RECORDS PROVIDED:

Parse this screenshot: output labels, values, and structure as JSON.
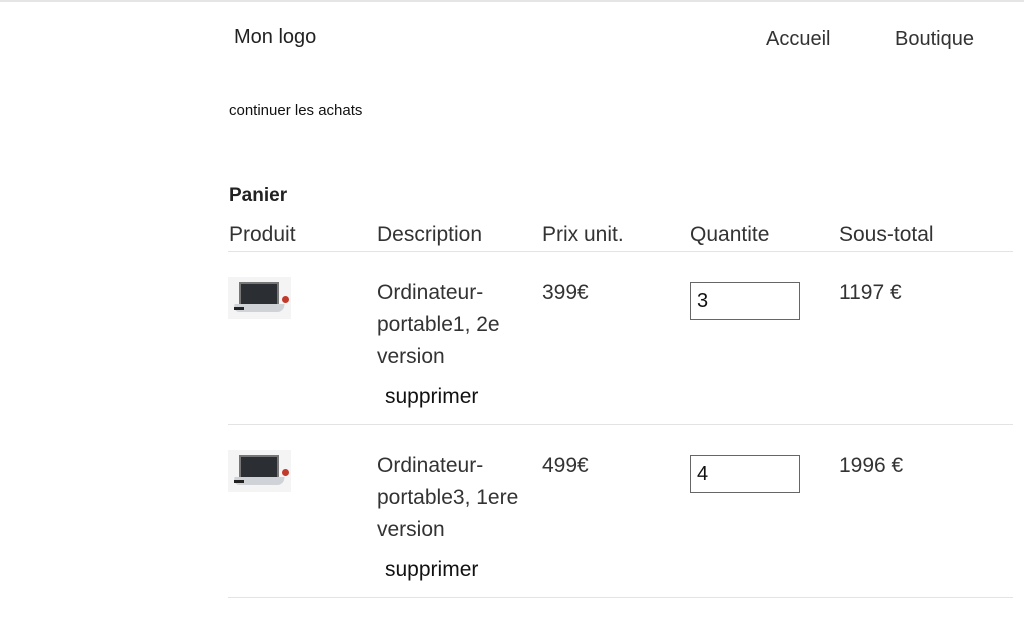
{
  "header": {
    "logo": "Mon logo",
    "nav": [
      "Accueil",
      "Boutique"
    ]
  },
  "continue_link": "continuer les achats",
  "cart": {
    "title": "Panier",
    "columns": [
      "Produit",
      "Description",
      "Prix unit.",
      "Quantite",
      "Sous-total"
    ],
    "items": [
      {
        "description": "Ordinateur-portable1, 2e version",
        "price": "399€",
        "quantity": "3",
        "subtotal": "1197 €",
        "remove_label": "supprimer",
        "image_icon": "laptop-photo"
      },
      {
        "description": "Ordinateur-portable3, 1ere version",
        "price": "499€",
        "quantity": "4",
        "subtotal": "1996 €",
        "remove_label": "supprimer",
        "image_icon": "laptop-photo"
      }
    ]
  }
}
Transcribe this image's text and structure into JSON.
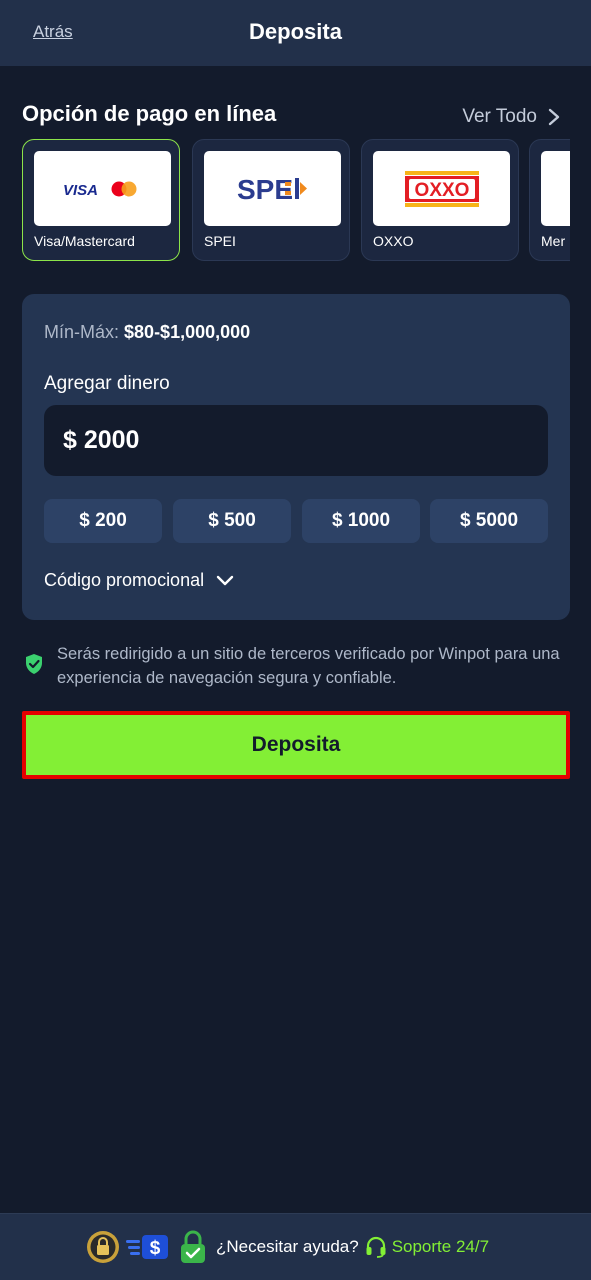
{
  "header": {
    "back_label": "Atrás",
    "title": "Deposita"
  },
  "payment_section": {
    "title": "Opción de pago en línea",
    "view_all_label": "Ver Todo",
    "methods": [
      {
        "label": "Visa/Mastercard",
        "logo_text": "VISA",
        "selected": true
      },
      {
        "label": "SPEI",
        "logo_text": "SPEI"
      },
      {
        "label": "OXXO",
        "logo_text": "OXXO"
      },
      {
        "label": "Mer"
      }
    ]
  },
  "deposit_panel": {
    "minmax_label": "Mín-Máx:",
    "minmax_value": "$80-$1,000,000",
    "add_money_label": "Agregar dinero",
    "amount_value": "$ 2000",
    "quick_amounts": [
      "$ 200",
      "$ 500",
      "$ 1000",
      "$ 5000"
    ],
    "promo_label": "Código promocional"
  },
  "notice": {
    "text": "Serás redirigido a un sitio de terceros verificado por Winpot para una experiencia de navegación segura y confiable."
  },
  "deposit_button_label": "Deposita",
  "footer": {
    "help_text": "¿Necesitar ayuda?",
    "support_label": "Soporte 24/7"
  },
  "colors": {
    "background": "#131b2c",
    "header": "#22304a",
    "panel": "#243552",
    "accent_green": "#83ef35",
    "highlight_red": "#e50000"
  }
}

* * *

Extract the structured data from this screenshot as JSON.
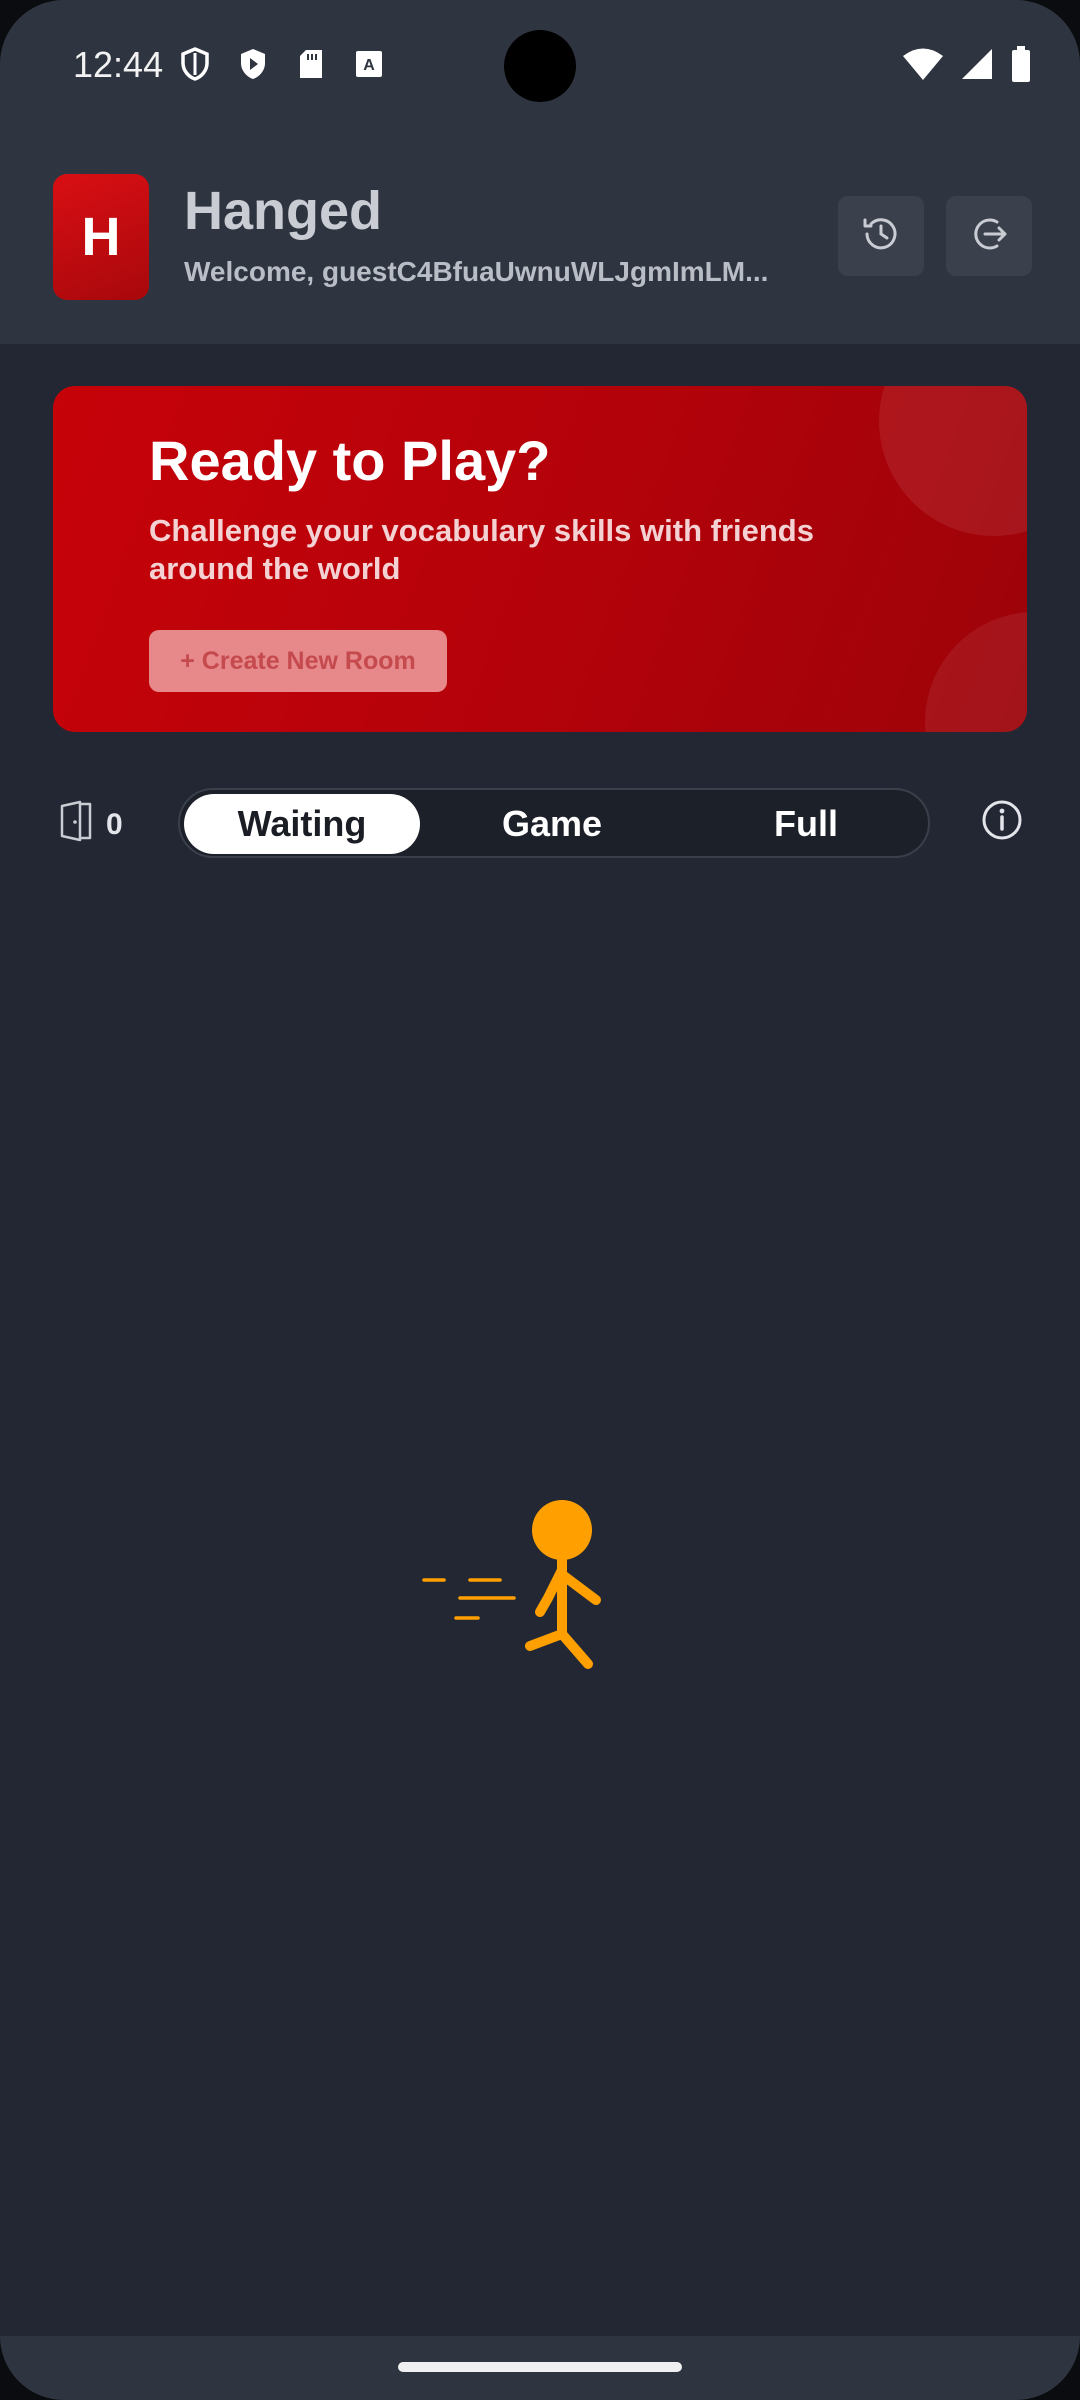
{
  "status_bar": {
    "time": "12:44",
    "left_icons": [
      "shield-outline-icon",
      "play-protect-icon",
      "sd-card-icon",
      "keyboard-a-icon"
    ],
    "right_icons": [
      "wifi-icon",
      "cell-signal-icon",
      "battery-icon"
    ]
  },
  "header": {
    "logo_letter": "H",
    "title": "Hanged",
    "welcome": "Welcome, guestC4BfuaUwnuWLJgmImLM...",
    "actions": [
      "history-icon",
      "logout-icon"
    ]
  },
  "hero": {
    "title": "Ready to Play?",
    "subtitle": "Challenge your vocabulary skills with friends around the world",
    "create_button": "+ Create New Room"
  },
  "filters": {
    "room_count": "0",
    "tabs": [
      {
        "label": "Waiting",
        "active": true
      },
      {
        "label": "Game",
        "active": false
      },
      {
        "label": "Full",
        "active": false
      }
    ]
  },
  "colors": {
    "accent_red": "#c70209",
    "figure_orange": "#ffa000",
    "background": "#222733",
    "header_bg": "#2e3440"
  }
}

* * *

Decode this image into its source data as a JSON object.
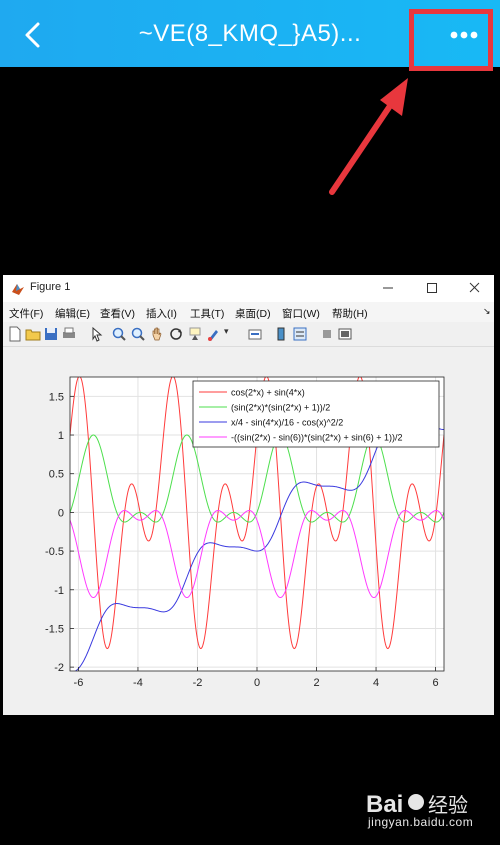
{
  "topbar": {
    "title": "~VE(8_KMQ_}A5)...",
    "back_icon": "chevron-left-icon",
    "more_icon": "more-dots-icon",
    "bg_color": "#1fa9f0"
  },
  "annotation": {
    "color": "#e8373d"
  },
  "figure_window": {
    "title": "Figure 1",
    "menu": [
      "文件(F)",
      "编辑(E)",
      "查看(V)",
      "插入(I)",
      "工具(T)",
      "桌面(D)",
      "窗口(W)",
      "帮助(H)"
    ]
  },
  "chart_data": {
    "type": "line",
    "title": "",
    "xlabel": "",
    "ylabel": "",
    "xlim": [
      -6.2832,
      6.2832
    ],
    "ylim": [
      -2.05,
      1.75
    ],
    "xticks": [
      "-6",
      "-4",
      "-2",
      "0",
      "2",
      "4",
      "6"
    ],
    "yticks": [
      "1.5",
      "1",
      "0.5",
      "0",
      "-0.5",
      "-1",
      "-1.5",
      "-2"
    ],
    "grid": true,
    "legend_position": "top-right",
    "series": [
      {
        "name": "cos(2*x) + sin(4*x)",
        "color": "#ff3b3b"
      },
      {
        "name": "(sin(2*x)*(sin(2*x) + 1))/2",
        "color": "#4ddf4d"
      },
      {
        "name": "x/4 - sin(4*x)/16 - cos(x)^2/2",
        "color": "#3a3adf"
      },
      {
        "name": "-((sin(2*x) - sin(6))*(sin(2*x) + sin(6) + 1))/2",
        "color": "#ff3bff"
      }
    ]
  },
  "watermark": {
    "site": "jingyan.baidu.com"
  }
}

SET EXERCISE:
For the listing above, give the number of lines in which the string "version" occurs, and nothing else.

CORRECT ANSWER:
2